PROMPT:
Quote, verbatim, all material below, without pictures.

EXTRACTED ENTRIES:

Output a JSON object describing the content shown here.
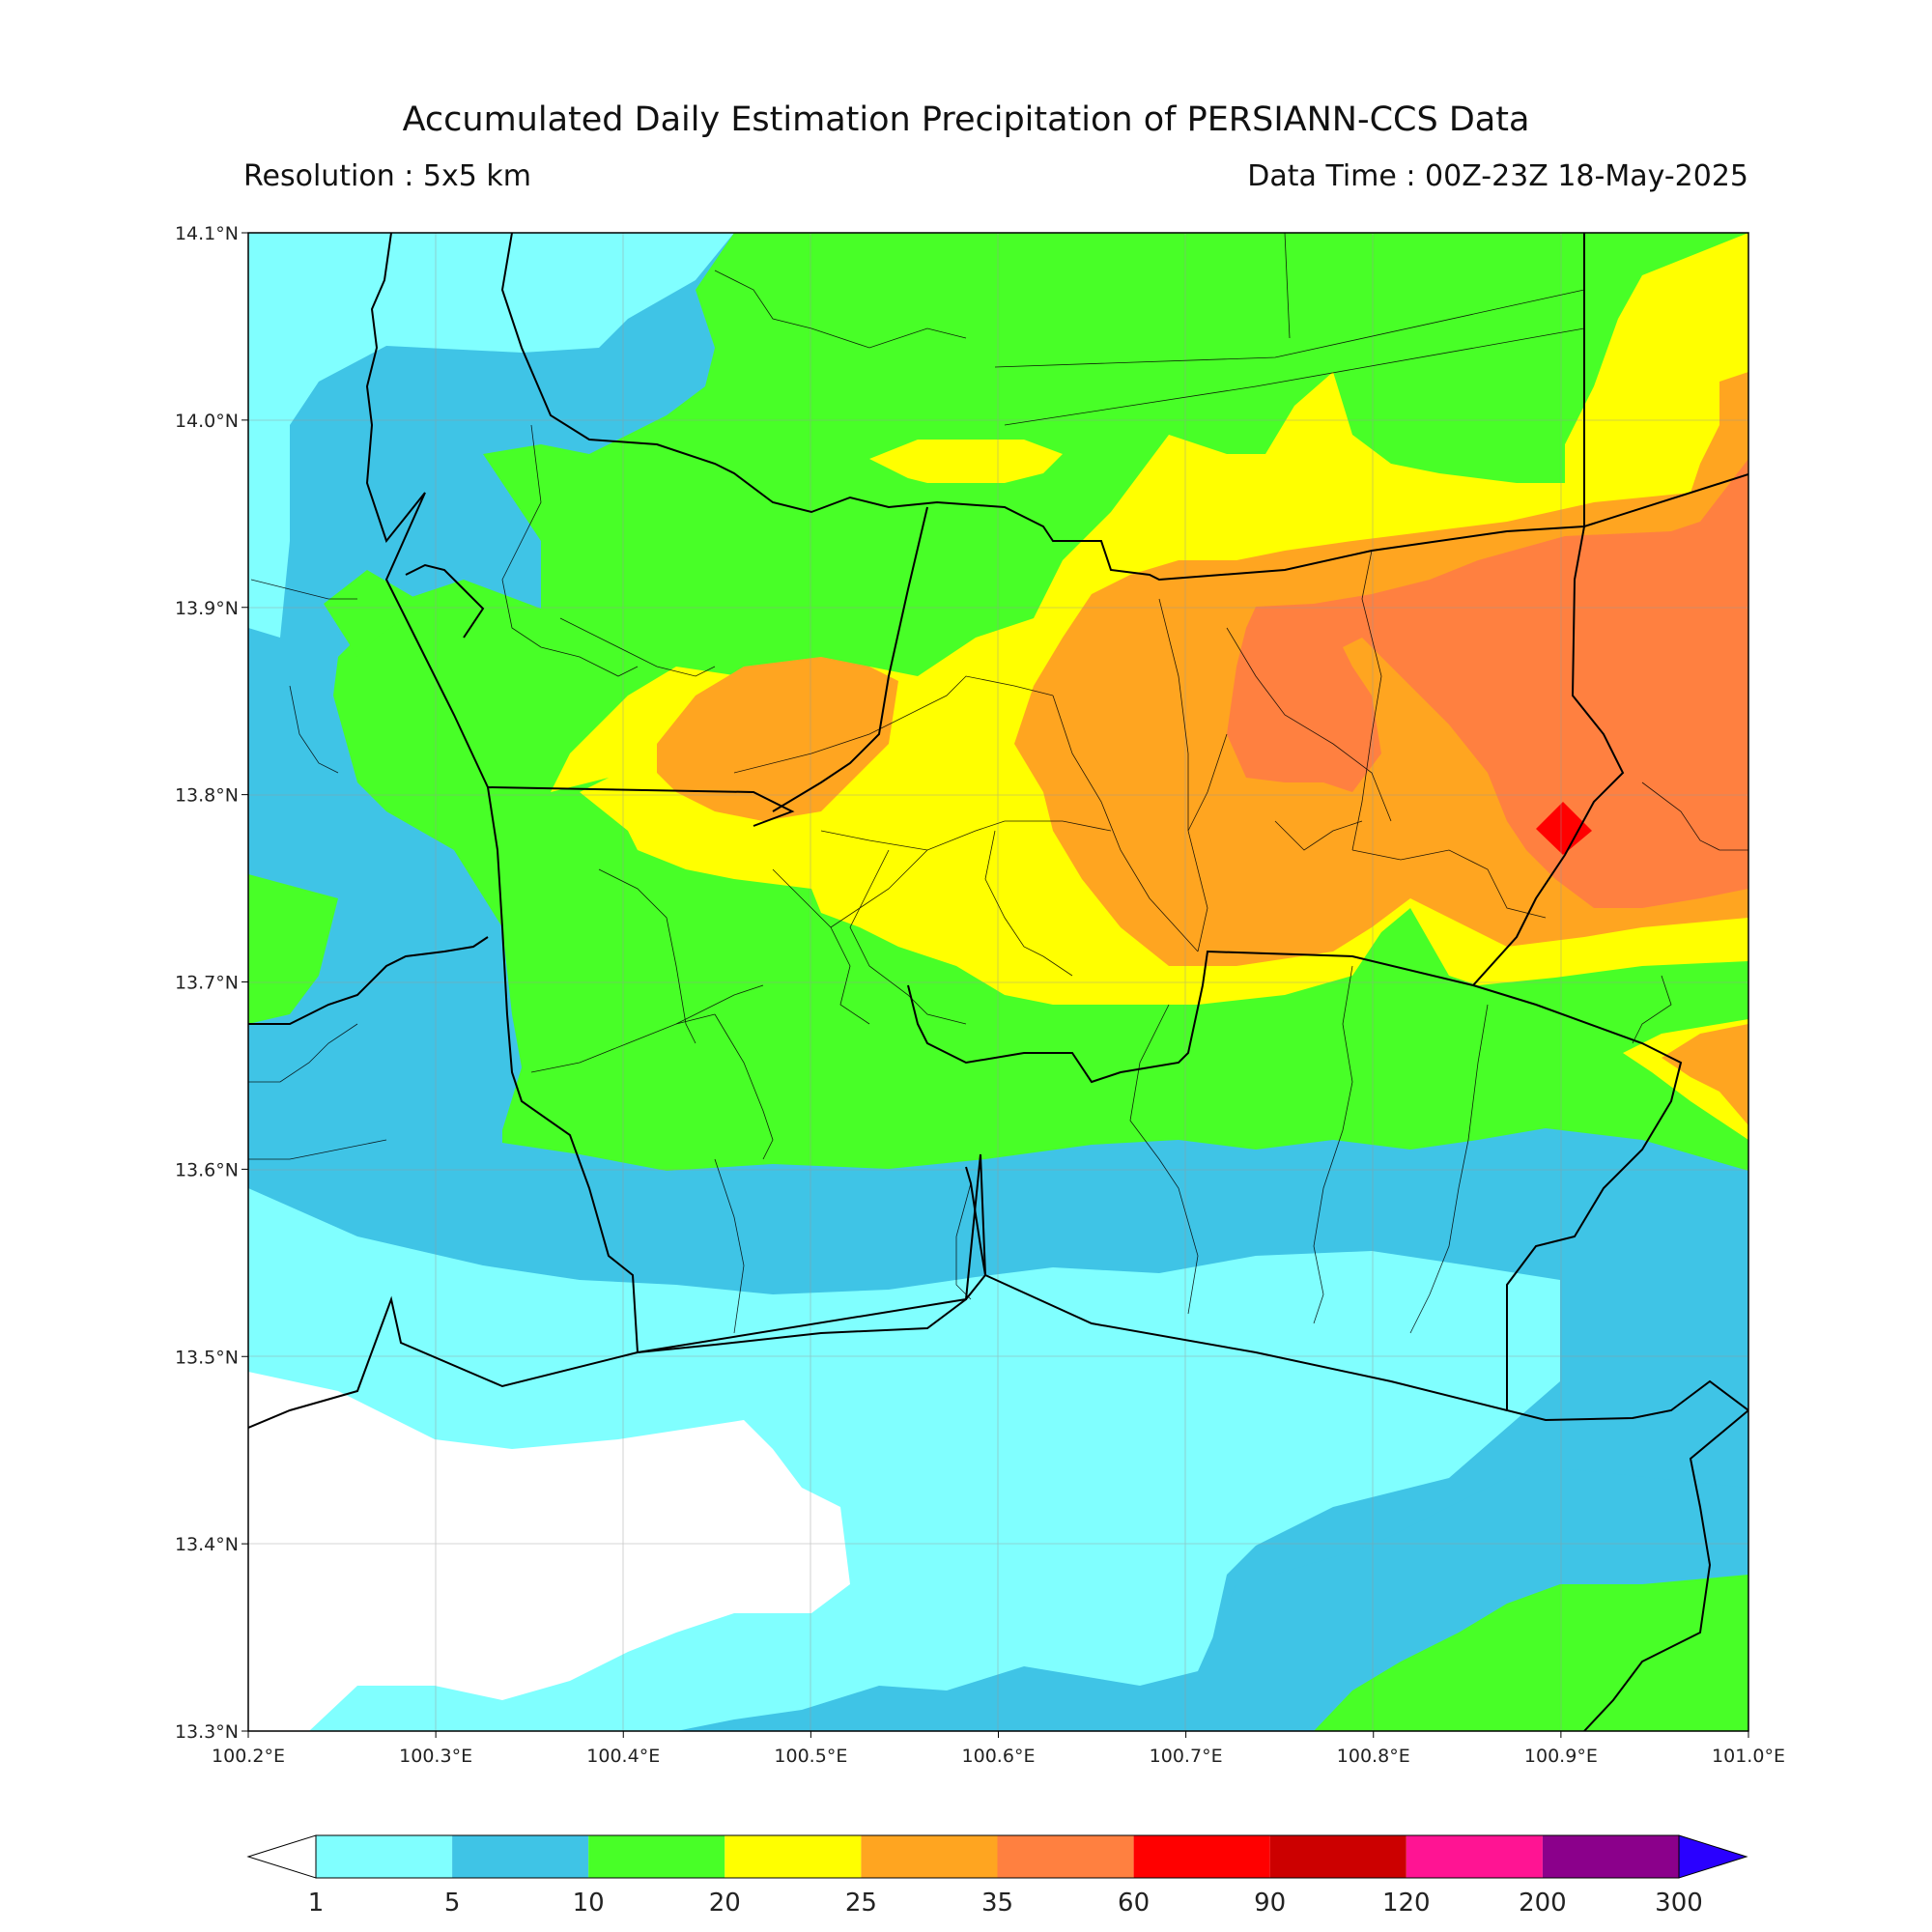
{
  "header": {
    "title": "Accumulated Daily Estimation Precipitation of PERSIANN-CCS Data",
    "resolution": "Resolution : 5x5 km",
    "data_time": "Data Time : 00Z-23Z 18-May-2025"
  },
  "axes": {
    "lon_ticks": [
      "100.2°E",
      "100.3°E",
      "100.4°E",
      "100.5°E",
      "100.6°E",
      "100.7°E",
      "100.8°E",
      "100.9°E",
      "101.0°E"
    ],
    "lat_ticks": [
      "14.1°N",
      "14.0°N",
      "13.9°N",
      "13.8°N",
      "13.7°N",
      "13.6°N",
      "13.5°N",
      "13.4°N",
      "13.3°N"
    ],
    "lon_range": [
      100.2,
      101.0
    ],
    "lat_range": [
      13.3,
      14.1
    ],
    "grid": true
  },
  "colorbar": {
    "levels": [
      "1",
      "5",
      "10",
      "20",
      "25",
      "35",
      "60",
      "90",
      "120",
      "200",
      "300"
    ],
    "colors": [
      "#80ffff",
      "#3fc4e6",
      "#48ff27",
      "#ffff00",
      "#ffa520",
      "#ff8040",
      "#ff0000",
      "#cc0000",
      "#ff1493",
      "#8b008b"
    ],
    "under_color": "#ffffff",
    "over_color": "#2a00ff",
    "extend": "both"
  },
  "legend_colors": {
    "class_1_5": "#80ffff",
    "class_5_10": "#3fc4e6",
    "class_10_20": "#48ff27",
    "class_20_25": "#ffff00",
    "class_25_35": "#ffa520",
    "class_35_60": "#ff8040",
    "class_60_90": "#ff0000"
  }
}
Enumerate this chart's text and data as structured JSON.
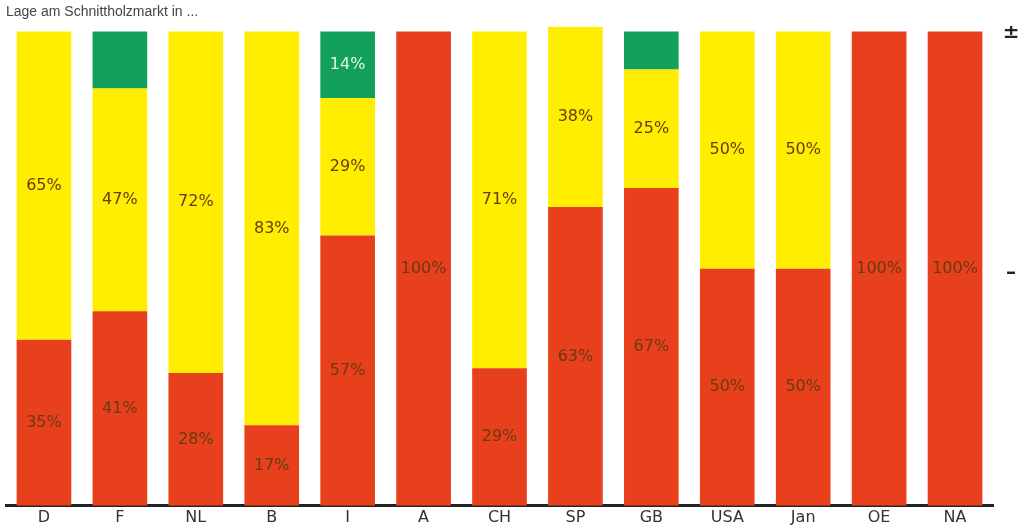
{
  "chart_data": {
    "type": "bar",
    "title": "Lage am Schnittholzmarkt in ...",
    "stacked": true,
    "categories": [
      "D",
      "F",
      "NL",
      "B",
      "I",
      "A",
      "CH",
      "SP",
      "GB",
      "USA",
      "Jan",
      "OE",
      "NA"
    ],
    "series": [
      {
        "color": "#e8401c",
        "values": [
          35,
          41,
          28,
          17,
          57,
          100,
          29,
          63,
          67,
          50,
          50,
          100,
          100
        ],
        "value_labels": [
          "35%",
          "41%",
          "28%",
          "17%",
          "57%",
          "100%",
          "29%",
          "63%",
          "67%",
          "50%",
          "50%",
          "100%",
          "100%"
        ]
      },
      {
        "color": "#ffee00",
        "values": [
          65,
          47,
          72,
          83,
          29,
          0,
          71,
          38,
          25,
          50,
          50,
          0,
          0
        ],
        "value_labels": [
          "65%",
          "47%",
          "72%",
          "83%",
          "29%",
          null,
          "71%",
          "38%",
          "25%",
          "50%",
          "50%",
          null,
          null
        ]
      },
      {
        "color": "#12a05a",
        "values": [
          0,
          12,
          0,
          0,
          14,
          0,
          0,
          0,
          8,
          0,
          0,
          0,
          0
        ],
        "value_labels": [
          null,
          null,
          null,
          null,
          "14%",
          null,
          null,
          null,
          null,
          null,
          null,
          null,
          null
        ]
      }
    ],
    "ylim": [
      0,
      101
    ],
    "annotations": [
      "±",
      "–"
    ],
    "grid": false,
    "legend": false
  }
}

THE REPLY:
Output a JSON object describing the content shown here.
{
  "header": {
    "title": "Accumulated Daily Estimation Precipitation of PERSIANN-CCS Data",
    "resolution": "Resolution : 5x5 km",
    "data_time": "Data Time : 00Z-23Z 18-May-2025"
  },
  "axes": {
    "lon_ticks": [
      "100.2°E",
      "100.3°E",
      "100.4°E",
      "100.5°E",
      "100.6°E",
      "100.7°E",
      "100.8°E",
      "100.9°E",
      "101.0°E"
    ],
    "lat_ticks": [
      "14.1°N",
      "14.0°N",
      "13.9°N",
      "13.8°N",
      "13.7°N",
      "13.6°N",
      "13.5°N",
      "13.4°N",
      "13.3°N"
    ],
    "lon_range": [
      100.2,
      101.0
    ],
    "lat_range": [
      13.3,
      14.1
    ],
    "grid": true
  },
  "colorbar": {
    "levels": [
      "1",
      "5",
      "10",
      "20",
      "25",
      "35",
      "60",
      "90",
      "120",
      "200",
      "300"
    ],
    "colors": [
      "#80ffff",
      "#3fc4e6",
      "#48ff27",
      "#ffff00",
      "#ffa520",
      "#ff8040",
      "#ff0000",
      "#cc0000",
      "#ff1493",
      "#8b008b"
    ],
    "under_color": "#ffffff",
    "over_color": "#2a00ff",
    "extend": "both"
  },
  "legend_colors": {
    "class_1_5": "#80ffff",
    "class_5_10": "#3fc4e6",
    "class_10_20": "#48ff27",
    "class_20_25": "#ffff00",
    "class_25_35": "#ffa520",
    "class_35_60": "#ff8040",
    "class_60_90": "#ff0000"
  }
}
Enumerate this chart's text and data as structured JSON.
{
  "chart_data": {
    "type": "bar",
    "title": "Lage am Schnittholzmarkt in ...",
    "stacked": true,
    "categories": [
      "D",
      "F",
      "NL",
      "B",
      "I",
      "A",
      "CH",
      "SP",
      "GB",
      "USA",
      "Jan",
      "OE",
      "NA"
    ],
    "series": [
      {
        "color": "#e8401c",
        "values": [
          35,
          41,
          28,
          17,
          57,
          100,
          29,
          63,
          67,
          50,
          50,
          100,
          100
        ],
        "value_labels": [
          "35%",
          "41%",
          "28%",
          "17%",
          "57%",
          "100%",
          "29%",
          "63%",
          "67%",
          "50%",
          "50%",
          "100%",
          "100%"
        ]
      },
      {
        "color": "#ffee00",
        "values": [
          65,
          47,
          72,
          83,
          29,
          0,
          71,
          38,
          25,
          50,
          50,
          0,
          0
        ],
        "value_labels": [
          "65%",
          "47%",
          "72%",
          "83%",
          "29%",
          null,
          "71%",
          "38%",
          "25%",
          "50%",
          "50%",
          null,
          null
        ]
      },
      {
        "color": "#12a05a",
        "values": [
          0,
          12,
          0,
          0,
          14,
          0,
          0,
          0,
          8,
          0,
          0,
          0,
          0
        ],
        "value_labels": [
          null,
          null,
          null,
          null,
          "14%",
          null,
          null,
          null,
          null,
          null,
          null,
          null,
          null
        ]
      }
    ],
    "ylim": [
      0,
      101
    ],
    "annotations": [
      "±",
      "–"
    ],
    "grid": false,
    "legend": false
  }
}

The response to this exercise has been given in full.